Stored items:
----------

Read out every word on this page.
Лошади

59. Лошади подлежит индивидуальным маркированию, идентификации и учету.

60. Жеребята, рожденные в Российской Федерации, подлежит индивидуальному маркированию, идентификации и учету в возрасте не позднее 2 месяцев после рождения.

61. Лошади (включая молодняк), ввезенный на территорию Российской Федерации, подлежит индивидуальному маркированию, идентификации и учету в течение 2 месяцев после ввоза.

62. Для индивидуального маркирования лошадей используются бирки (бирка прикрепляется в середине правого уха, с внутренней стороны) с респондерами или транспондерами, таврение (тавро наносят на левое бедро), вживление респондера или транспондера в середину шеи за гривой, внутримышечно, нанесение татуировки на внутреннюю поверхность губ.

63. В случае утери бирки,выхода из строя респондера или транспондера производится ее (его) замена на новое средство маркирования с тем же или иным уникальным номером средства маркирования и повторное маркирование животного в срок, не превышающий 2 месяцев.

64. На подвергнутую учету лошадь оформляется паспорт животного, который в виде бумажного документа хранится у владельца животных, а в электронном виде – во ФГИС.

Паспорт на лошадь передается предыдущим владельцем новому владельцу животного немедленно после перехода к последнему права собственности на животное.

----------

## [Required work]
Find each line with the string "Лошади" and copy it out.

## [Worked solution]
Лошади
59. Лошади подлежит индивидуальным маркированию, идентификации и учету.
61. Лошади (включая молодняк), ввезенный на территорию Российской Федерации, подлежит индивидуальному маркированию, идентификации и учету в течение 2 месяцев после ввоза.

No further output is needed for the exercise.